What is asked: Below is a set of records. Repeat all of them exactly.

━━━━━ Dataset records ━━━━━

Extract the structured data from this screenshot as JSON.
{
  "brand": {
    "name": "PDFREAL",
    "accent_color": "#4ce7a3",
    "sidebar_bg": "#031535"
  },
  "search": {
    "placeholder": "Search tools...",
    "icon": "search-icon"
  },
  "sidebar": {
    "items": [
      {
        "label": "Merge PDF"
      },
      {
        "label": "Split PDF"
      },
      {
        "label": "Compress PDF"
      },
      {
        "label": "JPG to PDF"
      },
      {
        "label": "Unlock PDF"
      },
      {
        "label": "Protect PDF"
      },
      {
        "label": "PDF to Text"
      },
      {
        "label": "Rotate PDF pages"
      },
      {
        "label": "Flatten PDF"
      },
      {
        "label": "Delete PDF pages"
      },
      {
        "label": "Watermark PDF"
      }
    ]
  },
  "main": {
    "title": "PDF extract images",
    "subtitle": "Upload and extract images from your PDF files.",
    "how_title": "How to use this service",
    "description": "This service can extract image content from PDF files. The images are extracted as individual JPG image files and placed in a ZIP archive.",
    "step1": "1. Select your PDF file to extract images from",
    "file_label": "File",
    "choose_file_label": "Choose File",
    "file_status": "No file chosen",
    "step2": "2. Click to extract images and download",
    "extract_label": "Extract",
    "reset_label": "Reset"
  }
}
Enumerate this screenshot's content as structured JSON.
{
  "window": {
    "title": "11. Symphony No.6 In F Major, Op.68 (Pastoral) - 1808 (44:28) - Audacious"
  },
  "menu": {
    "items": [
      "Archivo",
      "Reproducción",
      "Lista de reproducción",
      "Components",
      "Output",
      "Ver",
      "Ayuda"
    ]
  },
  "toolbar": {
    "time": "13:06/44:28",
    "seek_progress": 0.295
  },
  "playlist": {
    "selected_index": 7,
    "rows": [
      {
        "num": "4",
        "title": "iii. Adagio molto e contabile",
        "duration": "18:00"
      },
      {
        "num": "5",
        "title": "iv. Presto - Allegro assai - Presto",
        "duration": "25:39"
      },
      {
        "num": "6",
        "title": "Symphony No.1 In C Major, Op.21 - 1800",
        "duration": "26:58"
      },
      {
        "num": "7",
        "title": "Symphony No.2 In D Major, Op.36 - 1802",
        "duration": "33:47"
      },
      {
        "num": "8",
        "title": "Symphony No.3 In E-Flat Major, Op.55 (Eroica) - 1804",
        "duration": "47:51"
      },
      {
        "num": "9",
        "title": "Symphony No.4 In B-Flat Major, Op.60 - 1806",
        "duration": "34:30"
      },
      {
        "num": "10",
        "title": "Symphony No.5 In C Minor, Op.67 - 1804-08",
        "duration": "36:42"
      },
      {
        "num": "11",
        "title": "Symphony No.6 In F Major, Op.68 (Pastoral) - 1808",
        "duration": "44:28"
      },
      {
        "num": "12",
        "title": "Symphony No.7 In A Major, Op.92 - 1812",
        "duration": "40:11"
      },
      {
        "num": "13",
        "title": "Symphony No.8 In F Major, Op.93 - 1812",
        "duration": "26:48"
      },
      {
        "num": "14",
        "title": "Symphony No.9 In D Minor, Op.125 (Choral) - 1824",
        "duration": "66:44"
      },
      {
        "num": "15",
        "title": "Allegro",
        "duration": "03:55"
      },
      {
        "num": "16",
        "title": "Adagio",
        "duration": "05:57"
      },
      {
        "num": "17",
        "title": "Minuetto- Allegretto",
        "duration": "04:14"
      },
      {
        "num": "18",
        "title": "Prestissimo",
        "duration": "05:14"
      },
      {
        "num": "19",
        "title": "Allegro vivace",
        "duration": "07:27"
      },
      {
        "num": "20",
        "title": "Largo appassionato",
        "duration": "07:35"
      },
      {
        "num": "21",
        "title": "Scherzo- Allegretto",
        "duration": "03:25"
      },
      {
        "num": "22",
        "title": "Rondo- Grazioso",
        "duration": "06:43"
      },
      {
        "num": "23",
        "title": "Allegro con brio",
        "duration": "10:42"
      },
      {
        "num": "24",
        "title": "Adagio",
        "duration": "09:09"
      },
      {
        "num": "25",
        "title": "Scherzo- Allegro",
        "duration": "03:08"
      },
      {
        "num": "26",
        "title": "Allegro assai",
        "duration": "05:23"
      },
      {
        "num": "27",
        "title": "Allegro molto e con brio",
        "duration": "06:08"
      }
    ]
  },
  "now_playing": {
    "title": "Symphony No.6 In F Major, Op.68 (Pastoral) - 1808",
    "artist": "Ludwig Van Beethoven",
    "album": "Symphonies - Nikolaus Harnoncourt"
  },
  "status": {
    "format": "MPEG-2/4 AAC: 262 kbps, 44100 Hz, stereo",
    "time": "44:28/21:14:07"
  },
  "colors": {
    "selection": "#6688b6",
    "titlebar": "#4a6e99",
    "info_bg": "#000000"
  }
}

━━━━━

The answer:
Extract the structured data from this screenshot as JSON.
{
  "brand": {
    "name": "PDFREAL",
    "accent_color": "#4ce7a3",
    "sidebar_bg": "#031535"
  },
  "search": {
    "placeholder": "Search tools...",
    "icon": "search-icon"
  },
  "sidebar": {
    "items": [
      {
        "label": "Merge PDF"
      },
      {
        "label": "Split PDF"
      },
      {
        "label": "Compress PDF"
      },
      {
        "label": "JPG to PDF"
      },
      {
        "label": "Unlock PDF"
      },
      {
        "label": "Protect PDF"
      },
      {
        "label": "PDF to Text"
      },
      {
        "label": "Rotate PDF pages"
      },
      {
        "label": "Flatten PDF"
      },
      {
        "label": "Delete PDF pages"
      },
      {
        "label": "Watermark PDF"
      }
    ]
  },
  "main": {
    "title": "PDF extract images",
    "subtitle": "Upload and extract images from your PDF files.",
    "how_title": "How to use this service",
    "description": "This service can extract image content from PDF files. The images are extracted as individual JPG image files and placed in a ZIP archive.",
    "step1": "1. Select your PDF file to extract images from",
    "file_label": "File",
    "choose_file_label": "Choose File",
    "file_status": "No file chosen",
    "step2": "2. Click to extract images and download",
    "extract_label": "Extract",
    "reset_label": "Reset"
  }
}
Enumerate this screenshot's content as structured JSON.
{
  "window": {
    "title": "11. Symphony No.6 In F Major, Op.68 (Pastoral) - 1808 (44:28) - Audacious"
  },
  "menu": {
    "items": [
      "Archivo",
      "Reproducción",
      "Lista de reproducción",
      "Components",
      "Output",
      "Ver",
      "Ayuda"
    ]
  },
  "toolbar": {
    "time": "13:06/44:28",
    "seek_progress": 0.295
  },
  "playlist": {
    "selected_index": 7,
    "rows": [
      {
        "num": "4",
        "title": "iii. Adagio molto e contabile",
        "duration": "18:00"
      },
      {
        "num": "5",
        "title": "iv. Presto - Allegro assai - Presto",
        "duration": "25:39"
      },
      {
        "num": "6",
        "title": "Symphony No.1 In C Major, Op.21 - 1800",
        "duration": "26:58"
      },
      {
        "num": "7",
        "title": "Symphony No.2 In D Major, Op.36 - 1802",
        "duration": "33:47"
      },
      {
        "num": "8",
        "title": "Symphony No.3 In E-Flat Major, Op.55 (Eroica) - 1804",
        "duration": "47:51"
      },
      {
        "num": "9",
        "title": "Symphony No.4 In B-Flat Major, Op.60 - 1806",
        "duration": "34:30"
      },
      {
        "num": "10",
        "title": "Symphony No.5 In C Minor, Op.67 - 1804-08",
        "duration": "36:42"
      },
      {
        "num": "11",
        "title": "Symphony No.6 In F Major, Op.68 (Pastoral) - 1808",
        "duration": "44:28"
      },
      {
        "num": "12",
        "title": "Symphony No.7 In A Major, Op.92 - 1812",
        "duration": "40:11"
      },
      {
        "num": "13",
        "title": "Symphony No.8 In F Major, Op.93 - 1812",
        "duration": "26:48"
      },
      {
        "num": "14",
        "title": "Symphony No.9 In D Minor, Op.125 (Choral) - 1824",
        "duration": "66:44"
      },
      {
        "num": "15",
        "title": "Allegro",
        "duration": "03:55"
      },
      {
        "num": "16",
        "title": "Adagio",
        "duration": "05:57"
      },
      {
        "num": "17",
        "title": "Minuetto- Allegretto",
        "duration": "04:14"
      },
      {
        "num": "18",
        "title": "Prestissimo",
        "duration": "05:14"
      },
      {
        "num": "19",
        "title": "Allegro vivace",
        "duration": "07:27"
      },
      {
        "num": "20",
        "title": "Largo appassionato",
        "duration": "07:35"
      },
      {
        "num": "21",
        "title": "Scherzo- Allegretto",
        "duration": "03:25"
      },
      {
        "num": "22",
        "title": "Rondo- Grazioso",
        "duration": "06:43"
      },
      {
        "num": "23",
        "title": "Allegro con brio",
        "duration": "10:42"
      },
      {
        "num": "24",
        "title": "Adagio",
        "duration": "09:09"
      },
      {
        "num": "25",
        "title": "Scherzo- Allegro",
        "duration": "03:08"
      },
      {
        "num": "26",
        "title": "Allegro assai",
        "duration": "05:23"
      },
      {
        "num": "27",
        "title": "Allegro molto e con brio",
        "duration": "06:08"
      }
    ]
  },
  "now_playing": {
    "title": "Symphony No.6 In F Major, Op.68 (Pastoral) - 1808",
    "artist": "Ludwig Van Beethoven",
    "album": "Symphonies - Nikolaus Harnoncourt"
  },
  "status": {
    "format": "MPEG-2/4 AAC: 262 kbps, 44100 Hz, stereo",
    "time": "44:28/21:14:07"
  },
  "colors": {
    "selection": "#6688b6",
    "titlebar": "#4a6e99",
    "info_bg": "#000000"
  }
}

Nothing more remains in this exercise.